(Data items)
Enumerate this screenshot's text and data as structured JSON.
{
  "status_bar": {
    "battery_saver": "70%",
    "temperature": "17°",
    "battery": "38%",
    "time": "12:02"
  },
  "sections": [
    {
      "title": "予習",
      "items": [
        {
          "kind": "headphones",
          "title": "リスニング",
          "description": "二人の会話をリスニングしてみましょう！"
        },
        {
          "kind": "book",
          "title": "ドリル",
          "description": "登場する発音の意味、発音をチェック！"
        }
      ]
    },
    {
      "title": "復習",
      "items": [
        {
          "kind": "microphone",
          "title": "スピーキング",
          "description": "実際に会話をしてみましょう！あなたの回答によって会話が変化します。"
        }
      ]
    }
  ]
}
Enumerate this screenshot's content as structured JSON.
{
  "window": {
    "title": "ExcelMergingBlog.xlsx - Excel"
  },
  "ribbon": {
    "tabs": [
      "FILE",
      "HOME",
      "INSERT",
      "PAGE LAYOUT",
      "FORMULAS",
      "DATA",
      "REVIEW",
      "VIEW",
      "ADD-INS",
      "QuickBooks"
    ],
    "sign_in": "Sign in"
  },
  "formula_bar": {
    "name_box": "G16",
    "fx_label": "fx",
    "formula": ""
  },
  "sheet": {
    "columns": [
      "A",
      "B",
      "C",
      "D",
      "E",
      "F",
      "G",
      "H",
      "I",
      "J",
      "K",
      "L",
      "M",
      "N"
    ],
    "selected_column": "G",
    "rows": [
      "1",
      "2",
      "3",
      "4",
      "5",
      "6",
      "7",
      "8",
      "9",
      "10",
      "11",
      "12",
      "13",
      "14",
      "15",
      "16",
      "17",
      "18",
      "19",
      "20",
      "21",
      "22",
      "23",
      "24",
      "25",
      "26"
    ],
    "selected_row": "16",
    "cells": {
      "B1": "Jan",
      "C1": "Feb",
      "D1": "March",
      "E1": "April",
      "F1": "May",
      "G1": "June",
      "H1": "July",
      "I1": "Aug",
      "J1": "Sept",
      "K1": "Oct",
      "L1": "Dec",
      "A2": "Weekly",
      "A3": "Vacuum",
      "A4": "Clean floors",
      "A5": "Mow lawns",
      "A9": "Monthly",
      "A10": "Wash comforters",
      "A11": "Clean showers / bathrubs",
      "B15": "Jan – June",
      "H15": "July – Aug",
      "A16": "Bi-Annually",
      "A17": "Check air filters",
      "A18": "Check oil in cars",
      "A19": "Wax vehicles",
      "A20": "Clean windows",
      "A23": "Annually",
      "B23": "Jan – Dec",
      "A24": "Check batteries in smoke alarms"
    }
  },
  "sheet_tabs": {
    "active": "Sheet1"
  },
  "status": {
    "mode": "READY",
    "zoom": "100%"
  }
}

Work to complete: Your reply is one number: how many lines of the records above contain the word "screenshot".

The reply: 2